• EXERCISE OBJECTIVE:
Only lines holding the string "parents" are wanted; copy each one from the material.

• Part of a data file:
-- Begin --

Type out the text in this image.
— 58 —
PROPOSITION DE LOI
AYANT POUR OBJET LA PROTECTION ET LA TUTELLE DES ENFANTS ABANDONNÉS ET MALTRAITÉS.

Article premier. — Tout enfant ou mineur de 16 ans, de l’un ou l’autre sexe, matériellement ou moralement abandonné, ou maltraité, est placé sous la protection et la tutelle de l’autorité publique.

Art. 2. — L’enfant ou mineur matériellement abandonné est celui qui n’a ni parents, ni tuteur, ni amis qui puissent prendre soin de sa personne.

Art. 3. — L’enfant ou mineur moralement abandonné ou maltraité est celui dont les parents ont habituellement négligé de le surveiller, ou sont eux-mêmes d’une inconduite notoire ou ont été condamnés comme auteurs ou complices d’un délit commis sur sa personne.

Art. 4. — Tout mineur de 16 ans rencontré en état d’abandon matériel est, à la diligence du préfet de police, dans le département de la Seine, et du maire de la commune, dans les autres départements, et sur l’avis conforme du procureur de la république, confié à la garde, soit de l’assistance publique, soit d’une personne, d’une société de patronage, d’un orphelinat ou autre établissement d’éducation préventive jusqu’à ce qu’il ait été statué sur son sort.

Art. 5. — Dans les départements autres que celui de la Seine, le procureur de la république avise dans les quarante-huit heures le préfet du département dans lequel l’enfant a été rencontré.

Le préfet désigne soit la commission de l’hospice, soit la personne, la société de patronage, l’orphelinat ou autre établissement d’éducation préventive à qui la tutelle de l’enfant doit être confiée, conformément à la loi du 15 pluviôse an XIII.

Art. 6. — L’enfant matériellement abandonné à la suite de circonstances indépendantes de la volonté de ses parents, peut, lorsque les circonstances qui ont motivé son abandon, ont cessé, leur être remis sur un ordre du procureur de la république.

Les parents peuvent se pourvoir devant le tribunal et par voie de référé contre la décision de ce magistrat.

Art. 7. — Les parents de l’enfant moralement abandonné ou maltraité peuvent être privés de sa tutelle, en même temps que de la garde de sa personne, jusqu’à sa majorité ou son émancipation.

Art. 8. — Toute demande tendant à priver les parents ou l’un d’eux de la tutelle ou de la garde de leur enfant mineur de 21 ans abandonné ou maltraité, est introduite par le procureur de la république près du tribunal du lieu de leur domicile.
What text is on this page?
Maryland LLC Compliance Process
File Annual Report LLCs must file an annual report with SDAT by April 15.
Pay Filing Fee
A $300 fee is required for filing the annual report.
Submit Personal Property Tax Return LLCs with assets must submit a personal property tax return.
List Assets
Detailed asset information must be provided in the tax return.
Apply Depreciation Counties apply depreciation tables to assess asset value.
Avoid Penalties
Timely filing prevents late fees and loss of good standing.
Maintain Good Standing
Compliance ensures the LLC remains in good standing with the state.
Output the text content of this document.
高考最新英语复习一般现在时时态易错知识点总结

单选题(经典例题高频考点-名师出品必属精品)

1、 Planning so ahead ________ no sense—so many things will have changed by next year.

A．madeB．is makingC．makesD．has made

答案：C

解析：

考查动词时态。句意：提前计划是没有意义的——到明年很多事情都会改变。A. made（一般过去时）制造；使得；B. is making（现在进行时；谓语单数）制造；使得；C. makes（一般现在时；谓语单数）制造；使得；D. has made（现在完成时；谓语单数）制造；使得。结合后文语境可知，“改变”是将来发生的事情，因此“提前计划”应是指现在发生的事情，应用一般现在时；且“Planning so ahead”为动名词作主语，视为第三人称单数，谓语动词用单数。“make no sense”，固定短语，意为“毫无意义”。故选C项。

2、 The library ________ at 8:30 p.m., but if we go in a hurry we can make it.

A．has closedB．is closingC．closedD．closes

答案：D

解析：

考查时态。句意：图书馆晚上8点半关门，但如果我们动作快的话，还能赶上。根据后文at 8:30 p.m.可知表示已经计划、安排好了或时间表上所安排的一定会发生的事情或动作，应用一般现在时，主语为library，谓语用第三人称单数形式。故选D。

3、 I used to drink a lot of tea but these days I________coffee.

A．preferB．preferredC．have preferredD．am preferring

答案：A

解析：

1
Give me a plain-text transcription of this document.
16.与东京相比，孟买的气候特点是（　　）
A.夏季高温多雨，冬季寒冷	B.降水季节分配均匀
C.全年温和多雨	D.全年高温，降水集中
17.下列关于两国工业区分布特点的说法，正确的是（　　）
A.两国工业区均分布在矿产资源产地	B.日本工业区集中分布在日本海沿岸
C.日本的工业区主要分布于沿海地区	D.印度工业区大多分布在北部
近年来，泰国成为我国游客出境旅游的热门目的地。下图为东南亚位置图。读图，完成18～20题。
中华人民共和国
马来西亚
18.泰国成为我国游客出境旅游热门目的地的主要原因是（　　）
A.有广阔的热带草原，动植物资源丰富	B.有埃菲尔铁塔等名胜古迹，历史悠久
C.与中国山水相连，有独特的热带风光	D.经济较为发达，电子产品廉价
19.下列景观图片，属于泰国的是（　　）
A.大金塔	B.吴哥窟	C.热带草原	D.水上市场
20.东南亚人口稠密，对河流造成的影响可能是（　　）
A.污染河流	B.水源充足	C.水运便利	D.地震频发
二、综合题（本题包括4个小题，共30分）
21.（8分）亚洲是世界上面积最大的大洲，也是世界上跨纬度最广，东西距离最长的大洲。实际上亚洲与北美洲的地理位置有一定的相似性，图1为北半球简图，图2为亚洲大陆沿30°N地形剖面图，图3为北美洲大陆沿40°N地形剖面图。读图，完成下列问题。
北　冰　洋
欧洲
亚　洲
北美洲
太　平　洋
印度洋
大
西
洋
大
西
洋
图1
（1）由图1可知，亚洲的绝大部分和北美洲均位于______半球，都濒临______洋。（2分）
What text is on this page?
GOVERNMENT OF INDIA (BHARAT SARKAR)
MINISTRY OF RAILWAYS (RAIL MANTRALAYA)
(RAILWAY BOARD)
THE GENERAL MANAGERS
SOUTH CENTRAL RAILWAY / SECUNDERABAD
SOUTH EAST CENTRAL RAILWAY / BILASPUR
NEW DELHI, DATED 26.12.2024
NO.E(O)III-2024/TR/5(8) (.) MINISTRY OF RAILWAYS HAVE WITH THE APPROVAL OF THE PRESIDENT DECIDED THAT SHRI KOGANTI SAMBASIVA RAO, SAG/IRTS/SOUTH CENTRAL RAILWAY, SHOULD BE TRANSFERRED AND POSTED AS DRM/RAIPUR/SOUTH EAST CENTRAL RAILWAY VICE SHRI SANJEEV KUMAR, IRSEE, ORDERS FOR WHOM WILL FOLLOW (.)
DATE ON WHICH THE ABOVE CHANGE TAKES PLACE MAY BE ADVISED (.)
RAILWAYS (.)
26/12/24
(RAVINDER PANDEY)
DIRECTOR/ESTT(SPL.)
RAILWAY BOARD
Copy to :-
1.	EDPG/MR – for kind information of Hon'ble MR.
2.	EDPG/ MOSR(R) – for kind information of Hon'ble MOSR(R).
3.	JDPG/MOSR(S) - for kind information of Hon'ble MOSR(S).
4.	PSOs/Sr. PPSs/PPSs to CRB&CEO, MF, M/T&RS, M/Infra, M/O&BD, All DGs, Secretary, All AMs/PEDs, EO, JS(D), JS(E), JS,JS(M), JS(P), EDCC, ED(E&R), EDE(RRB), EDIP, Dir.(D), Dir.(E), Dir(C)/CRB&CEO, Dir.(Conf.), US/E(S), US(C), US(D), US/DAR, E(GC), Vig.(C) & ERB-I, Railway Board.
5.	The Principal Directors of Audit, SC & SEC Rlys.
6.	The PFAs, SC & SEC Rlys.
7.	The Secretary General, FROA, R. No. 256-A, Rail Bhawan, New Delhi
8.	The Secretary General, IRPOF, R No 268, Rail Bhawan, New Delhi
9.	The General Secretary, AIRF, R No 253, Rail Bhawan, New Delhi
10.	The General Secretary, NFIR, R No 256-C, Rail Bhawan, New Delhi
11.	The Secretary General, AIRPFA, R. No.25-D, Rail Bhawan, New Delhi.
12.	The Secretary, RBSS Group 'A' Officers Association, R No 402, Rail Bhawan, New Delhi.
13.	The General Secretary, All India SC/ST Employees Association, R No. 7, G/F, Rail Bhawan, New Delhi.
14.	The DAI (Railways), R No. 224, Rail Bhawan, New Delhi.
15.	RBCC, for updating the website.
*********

-- End --

• SOLUTION BELOW:
Art. 2. — L’enfant ou mineur matériellement abandonné est celui qui n’a ni parents, ni tuteur, ni amis qui puissent prendre soin de sa personne.
Art. 3. — L’enfant ou mineur moralement abandonné ou maltraité est celui dont les parents ont habituellement négligé de le surveiller, ou sont eux-mêmes d’une inconduite notoire ou ont été condamnés comme auteurs ou complices d’un délit commis sur sa personne.
Art. 6. — L’enfant matériellement abandonné à la suite de circonstances indépendantes de la volonté de ses parents, peut, lorsque les circonstances qui ont motivé son abandon, ont cessé, leur être remis sur un ordre du procureur de la république.
Les parents peuvent se pourvoir devant le tribunal et par voie de référé contre la décision de ce magistrat.
Art. 7. — Les parents de l’enfant moralement abandonné ou maltraité peuvent être privés de sa tutelle, en même temps que de la garde de sa personne, jusqu’à sa majorité ou son émancipation.
Art. 8. — Toute demande tendant à priver les parents ou l’un d’eux de la tutelle ou de la garde de leur enfant mineur de 21 ans abandonné ou maltraité, est introduite par le procureur de la république près du tribunal du lieu de leur domicile.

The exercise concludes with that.